EXERCISE BRIEF: Reproduce all lines of the listing below in which the word "Oktober" occurs.

RECORDS FOR THIS EXERCISE:
....................

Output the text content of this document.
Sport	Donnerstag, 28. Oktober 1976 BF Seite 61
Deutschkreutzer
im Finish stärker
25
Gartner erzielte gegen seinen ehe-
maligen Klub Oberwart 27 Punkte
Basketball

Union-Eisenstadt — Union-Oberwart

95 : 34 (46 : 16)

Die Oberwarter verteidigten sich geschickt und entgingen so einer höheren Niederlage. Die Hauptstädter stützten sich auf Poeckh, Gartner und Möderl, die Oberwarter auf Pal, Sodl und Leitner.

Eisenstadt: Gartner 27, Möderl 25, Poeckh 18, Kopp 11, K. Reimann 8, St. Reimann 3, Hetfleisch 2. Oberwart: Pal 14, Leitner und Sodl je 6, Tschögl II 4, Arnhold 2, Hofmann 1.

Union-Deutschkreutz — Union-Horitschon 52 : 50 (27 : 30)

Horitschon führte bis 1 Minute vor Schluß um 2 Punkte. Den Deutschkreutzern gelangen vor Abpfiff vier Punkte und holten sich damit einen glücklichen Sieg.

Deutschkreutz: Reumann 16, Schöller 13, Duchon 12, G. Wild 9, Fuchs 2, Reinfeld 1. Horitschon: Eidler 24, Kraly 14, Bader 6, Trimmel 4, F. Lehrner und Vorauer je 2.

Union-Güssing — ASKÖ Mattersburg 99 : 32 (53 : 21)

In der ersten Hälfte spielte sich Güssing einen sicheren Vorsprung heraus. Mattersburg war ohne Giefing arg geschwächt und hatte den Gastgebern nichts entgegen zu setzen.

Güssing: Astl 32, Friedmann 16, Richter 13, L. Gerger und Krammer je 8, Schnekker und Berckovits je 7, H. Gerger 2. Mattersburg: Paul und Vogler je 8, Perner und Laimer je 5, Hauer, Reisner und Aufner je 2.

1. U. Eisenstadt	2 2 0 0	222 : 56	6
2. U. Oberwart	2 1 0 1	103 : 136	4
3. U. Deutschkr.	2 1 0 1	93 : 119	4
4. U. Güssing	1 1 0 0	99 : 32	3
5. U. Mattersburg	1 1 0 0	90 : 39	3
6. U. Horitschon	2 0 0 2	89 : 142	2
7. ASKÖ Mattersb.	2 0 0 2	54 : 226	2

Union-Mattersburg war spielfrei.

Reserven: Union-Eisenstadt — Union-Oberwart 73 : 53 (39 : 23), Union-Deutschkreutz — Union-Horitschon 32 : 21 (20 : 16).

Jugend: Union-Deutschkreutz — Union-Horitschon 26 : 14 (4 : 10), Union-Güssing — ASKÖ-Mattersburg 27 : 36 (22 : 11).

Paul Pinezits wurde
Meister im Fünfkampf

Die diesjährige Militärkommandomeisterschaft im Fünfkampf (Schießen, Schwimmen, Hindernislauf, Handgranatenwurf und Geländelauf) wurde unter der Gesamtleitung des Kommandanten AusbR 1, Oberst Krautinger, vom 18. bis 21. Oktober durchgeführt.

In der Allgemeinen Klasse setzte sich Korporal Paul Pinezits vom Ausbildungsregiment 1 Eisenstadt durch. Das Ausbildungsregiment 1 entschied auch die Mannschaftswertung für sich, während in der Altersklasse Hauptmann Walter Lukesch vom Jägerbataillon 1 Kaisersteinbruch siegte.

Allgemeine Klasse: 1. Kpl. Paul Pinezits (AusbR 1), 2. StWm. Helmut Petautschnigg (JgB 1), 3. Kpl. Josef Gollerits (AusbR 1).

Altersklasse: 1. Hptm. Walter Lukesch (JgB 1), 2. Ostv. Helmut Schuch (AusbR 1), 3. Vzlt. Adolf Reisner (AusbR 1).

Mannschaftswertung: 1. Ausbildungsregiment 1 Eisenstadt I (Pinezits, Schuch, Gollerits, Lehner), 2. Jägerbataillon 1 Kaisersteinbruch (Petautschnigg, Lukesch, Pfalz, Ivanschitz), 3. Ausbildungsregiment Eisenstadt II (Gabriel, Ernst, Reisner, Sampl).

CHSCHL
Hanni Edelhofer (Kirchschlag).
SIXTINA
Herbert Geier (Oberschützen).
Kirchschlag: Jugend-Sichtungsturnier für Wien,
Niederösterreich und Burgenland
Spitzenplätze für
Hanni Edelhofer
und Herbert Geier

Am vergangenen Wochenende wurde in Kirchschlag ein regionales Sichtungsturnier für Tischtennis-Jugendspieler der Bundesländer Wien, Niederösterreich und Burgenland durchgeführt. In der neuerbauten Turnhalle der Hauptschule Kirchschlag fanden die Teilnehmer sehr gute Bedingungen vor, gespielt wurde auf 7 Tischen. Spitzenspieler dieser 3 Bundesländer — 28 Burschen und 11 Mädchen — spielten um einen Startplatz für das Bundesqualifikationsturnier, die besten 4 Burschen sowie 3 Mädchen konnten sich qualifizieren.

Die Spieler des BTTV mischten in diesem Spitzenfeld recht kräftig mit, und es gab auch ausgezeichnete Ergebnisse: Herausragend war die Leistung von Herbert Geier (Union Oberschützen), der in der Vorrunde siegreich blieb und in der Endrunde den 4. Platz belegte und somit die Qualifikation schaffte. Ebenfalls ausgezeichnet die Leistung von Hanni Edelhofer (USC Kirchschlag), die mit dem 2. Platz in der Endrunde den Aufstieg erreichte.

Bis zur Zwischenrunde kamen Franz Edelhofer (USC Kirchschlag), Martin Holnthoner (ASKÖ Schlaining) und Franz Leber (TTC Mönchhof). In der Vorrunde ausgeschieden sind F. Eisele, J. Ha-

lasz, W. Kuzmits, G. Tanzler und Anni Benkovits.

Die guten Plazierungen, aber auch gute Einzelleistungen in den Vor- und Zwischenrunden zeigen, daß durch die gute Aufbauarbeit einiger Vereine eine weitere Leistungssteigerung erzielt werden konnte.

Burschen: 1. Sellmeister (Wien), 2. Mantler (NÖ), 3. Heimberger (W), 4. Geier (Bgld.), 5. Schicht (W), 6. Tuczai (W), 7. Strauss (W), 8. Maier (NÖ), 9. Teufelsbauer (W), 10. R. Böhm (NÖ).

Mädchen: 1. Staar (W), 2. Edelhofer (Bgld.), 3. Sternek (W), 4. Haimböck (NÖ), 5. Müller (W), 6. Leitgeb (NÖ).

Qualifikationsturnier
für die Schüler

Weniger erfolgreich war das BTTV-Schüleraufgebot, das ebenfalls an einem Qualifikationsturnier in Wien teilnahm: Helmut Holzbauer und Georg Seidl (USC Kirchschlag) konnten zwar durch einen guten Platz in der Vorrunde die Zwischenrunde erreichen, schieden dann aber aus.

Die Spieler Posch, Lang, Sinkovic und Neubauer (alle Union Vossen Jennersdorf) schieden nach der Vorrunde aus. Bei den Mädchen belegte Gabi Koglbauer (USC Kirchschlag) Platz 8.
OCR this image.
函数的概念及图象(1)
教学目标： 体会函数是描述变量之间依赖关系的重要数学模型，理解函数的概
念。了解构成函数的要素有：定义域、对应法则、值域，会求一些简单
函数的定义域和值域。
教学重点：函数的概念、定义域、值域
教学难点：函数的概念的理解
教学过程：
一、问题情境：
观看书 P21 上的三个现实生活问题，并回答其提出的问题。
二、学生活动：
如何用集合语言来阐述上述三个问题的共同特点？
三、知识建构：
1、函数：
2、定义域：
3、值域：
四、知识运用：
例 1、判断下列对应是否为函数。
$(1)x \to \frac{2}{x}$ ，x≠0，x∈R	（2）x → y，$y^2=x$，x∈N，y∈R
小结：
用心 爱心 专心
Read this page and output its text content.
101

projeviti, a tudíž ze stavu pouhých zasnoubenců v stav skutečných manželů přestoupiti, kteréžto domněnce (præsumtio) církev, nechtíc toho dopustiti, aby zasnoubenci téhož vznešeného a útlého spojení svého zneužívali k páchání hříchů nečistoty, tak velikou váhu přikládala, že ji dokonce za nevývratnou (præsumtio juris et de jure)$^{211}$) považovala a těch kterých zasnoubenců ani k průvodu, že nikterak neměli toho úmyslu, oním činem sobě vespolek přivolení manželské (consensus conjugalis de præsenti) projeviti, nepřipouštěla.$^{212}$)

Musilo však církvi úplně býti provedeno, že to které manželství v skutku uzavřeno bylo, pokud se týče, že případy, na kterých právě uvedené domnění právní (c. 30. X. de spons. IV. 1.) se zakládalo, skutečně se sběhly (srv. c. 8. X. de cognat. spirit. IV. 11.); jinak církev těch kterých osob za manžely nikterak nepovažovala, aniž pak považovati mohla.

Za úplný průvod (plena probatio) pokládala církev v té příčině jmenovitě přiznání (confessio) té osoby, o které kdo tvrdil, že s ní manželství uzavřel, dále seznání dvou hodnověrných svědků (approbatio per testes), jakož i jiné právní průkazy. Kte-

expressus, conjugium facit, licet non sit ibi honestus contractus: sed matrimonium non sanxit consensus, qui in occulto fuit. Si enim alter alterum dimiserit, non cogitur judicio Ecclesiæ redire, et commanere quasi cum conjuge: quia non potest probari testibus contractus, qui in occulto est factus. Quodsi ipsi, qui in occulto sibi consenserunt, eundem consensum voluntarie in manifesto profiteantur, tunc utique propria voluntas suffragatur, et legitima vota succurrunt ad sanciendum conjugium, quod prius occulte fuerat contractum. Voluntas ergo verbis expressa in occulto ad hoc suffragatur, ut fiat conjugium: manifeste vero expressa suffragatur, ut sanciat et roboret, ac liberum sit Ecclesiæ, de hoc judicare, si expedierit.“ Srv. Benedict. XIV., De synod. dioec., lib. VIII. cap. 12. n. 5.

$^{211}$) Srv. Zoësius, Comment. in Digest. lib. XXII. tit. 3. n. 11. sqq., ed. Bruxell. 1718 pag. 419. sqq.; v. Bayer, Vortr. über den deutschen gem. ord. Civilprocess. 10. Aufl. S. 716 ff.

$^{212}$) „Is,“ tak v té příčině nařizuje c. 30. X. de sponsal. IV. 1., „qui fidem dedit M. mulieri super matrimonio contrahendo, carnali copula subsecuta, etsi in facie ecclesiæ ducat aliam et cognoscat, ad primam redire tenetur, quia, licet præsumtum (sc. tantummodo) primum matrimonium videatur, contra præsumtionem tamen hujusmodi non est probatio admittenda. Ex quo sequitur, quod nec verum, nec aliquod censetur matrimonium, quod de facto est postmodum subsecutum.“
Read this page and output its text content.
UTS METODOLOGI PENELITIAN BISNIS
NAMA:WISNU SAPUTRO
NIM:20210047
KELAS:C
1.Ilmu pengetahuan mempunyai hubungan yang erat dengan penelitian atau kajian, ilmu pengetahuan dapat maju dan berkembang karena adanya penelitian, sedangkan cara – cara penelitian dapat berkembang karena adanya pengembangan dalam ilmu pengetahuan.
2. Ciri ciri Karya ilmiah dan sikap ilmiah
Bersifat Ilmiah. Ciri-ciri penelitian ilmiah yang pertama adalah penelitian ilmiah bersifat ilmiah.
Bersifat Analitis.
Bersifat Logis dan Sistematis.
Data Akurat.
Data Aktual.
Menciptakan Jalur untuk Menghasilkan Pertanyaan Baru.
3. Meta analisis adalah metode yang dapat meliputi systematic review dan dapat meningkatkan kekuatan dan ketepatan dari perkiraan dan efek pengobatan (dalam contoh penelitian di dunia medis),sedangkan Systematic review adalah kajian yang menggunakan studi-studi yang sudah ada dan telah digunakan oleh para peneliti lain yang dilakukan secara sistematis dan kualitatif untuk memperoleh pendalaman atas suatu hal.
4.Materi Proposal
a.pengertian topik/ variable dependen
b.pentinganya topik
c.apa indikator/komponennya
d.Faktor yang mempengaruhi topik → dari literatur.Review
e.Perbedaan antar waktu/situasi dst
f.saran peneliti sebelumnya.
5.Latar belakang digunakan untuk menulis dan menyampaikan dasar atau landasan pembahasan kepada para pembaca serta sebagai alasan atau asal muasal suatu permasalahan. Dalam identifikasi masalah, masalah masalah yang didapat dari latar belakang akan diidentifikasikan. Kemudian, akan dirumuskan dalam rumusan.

....................

OUTPUT OF THE EXERCISE:
Sport	Donnerstag, 28. Oktober 1976 BF Seite 61
Die diesjährige Militärkommandomeisterschaft im Fünfkampf (Schießen, Schwimmen, Hindernislauf, Handgranatenwurf und Geländelauf) wurde unter der Gesamtleitung des Kommandanten AusbR 1, Oberst Krautinger, vom 18. bis 21. Oktober durchgeführt.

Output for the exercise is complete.